--- Source material ---
· · · · ·

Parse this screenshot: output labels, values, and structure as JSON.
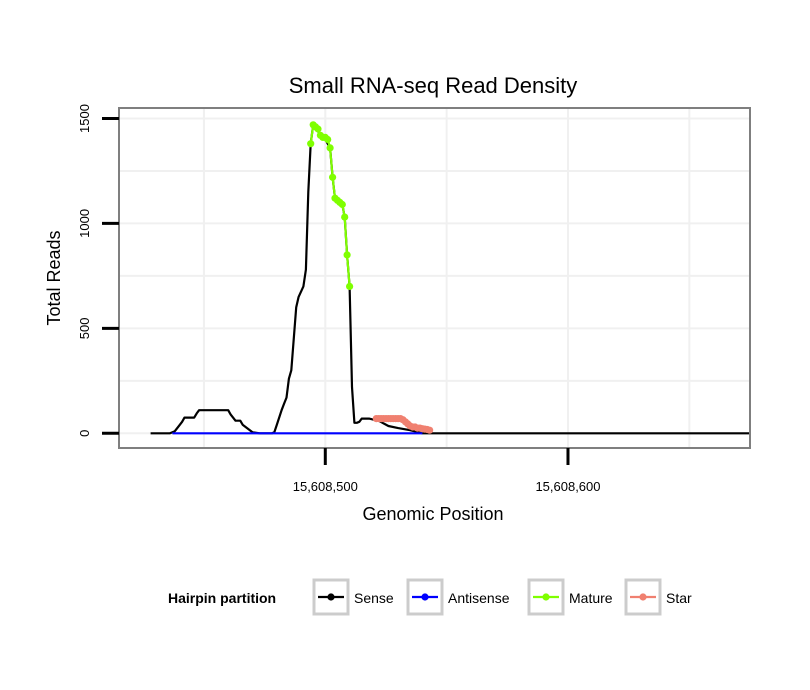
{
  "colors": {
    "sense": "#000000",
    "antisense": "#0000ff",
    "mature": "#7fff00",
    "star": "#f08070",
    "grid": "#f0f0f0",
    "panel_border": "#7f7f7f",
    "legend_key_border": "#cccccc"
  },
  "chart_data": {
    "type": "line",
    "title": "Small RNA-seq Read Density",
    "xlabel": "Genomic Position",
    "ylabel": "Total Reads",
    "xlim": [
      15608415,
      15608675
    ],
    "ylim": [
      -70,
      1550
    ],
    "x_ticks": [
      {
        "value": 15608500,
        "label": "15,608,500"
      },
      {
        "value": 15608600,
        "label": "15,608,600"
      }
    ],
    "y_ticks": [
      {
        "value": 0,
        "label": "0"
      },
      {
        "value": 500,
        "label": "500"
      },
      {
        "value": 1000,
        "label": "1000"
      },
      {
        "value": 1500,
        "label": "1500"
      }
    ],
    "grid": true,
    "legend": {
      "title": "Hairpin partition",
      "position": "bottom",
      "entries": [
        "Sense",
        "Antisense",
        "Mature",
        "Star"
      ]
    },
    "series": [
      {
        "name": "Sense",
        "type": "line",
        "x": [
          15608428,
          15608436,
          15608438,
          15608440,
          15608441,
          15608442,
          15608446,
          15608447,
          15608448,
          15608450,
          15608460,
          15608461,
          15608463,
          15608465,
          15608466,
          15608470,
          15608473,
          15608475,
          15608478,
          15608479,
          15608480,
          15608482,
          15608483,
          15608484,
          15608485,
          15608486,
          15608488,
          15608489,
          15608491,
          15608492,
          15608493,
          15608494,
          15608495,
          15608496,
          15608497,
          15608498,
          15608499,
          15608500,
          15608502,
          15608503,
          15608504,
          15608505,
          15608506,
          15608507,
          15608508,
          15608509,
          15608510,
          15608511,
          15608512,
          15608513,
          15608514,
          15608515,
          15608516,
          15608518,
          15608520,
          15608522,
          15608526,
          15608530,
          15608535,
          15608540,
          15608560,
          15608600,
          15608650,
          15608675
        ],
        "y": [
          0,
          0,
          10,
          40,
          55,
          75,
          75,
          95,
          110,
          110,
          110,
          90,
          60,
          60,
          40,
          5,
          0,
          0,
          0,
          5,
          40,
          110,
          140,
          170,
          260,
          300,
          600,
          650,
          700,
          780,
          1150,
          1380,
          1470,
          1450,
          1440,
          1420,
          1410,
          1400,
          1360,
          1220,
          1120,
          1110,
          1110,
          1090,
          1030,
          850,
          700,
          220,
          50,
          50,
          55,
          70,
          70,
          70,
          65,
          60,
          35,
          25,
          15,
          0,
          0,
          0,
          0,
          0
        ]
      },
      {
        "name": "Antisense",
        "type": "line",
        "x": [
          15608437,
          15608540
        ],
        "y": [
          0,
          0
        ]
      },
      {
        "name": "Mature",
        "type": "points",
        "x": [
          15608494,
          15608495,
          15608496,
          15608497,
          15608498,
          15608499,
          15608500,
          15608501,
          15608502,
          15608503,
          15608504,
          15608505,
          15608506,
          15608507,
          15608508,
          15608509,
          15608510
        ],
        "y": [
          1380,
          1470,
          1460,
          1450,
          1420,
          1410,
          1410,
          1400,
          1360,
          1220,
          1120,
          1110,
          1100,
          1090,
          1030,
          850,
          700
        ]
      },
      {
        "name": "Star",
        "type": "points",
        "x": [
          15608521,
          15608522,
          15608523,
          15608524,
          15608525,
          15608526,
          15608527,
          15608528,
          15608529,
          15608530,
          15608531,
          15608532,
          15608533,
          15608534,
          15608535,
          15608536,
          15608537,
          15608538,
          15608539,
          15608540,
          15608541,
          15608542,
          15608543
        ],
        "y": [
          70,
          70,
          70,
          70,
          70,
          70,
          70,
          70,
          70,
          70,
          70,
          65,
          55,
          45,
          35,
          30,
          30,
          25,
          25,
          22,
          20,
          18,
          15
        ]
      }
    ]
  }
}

· · · · ·

--- Assignment ---
No pictures belong in the answer; copy all other parts of the listing exactly.

--- Result ---
Parse this screenshot: output labels, values, and structure as JSON.
{
  "colors": {
    "sense": "#000000",
    "antisense": "#0000ff",
    "mature": "#7fff00",
    "star": "#f08070",
    "grid": "#f0f0f0",
    "panel_border": "#7f7f7f",
    "legend_key_border": "#cccccc"
  },
  "chart_data": {
    "type": "line",
    "title": "Small RNA-seq Read Density",
    "xlabel": "Genomic Position",
    "ylabel": "Total Reads",
    "xlim": [
      15608415,
      15608675
    ],
    "ylim": [
      -70,
      1550
    ],
    "x_ticks": [
      {
        "value": 15608500,
        "label": "15,608,500"
      },
      {
        "value": 15608600,
        "label": "15,608,600"
      }
    ],
    "y_ticks": [
      {
        "value": 0,
        "label": "0"
      },
      {
        "value": 500,
        "label": "500"
      },
      {
        "value": 1000,
        "label": "1000"
      },
      {
        "value": 1500,
        "label": "1500"
      }
    ],
    "grid": true,
    "legend": {
      "title": "Hairpin partition",
      "position": "bottom",
      "entries": [
        "Sense",
        "Antisense",
        "Mature",
        "Star"
      ]
    },
    "series": [
      {
        "name": "Sense",
        "type": "line",
        "x": [
          15608428,
          15608436,
          15608438,
          15608440,
          15608441,
          15608442,
          15608446,
          15608447,
          15608448,
          15608450,
          15608460,
          15608461,
          15608463,
          15608465,
          15608466,
          15608470,
          15608473,
          15608475,
          15608478,
          15608479,
          15608480,
          15608482,
          15608483,
          15608484,
          15608485,
          15608486,
          15608488,
          15608489,
          15608491,
          15608492,
          15608493,
          15608494,
          15608495,
          15608496,
          15608497,
          15608498,
          15608499,
          15608500,
          15608502,
          15608503,
          15608504,
          15608505,
          15608506,
          15608507,
          15608508,
          15608509,
          15608510,
          15608511,
          15608512,
          15608513,
          15608514,
          15608515,
          15608516,
          15608518,
          15608520,
          15608522,
          15608526,
          15608530,
          15608535,
          15608540,
          15608560,
          15608600,
          15608650,
          15608675
        ],
        "y": [
          0,
          0,
          10,
          40,
          55,
          75,
          75,
          95,
          110,
          110,
          110,
          90,
          60,
          60,
          40,
          5,
          0,
          0,
          0,
          5,
          40,
          110,
          140,
          170,
          260,
          300,
          600,
          650,
          700,
          780,
          1150,
          1380,
          1470,
          1450,
          1440,
          1420,
          1410,
          1400,
          1360,
          1220,
          1120,
          1110,
          1110,
          1090,
          1030,
          850,
          700,
          220,
          50,
          50,
          55,
          70,
          70,
          70,
          65,
          60,
          35,
          25,
          15,
          0,
          0,
          0,
          0,
          0
        ]
      },
      {
        "name": "Antisense",
        "type": "line",
        "x": [
          15608437,
          15608540
        ],
        "y": [
          0,
          0
        ]
      },
      {
        "name": "Mature",
        "type": "points",
        "x": [
          15608494,
          15608495,
          15608496,
          15608497,
          15608498,
          15608499,
          15608500,
          15608501,
          15608502,
          15608503,
          15608504,
          15608505,
          15608506,
          15608507,
          15608508,
          15608509,
          15608510
        ],
        "y": [
          1380,
          1470,
          1460,
          1450,
          1420,
          1410,
          1410,
          1400,
          1360,
          1220,
          1120,
          1110,
          1100,
          1090,
          1030,
          850,
          700
        ]
      },
      {
        "name": "Star",
        "type": "points",
        "x": [
          15608521,
          15608522,
          15608523,
          15608524,
          15608525,
          15608526,
          15608527,
          15608528,
          15608529,
          15608530,
          15608531,
          15608532,
          15608533,
          15608534,
          15608535,
          15608536,
          15608537,
          15608538,
          15608539,
          15608540,
          15608541,
          15608542,
          15608543
        ],
        "y": [
          70,
          70,
          70,
          70,
          70,
          70,
          70,
          70,
          70,
          70,
          70,
          65,
          55,
          45,
          35,
          30,
          30,
          25,
          25,
          22,
          20,
          18,
          15
        ]
      }
    ]
  }
}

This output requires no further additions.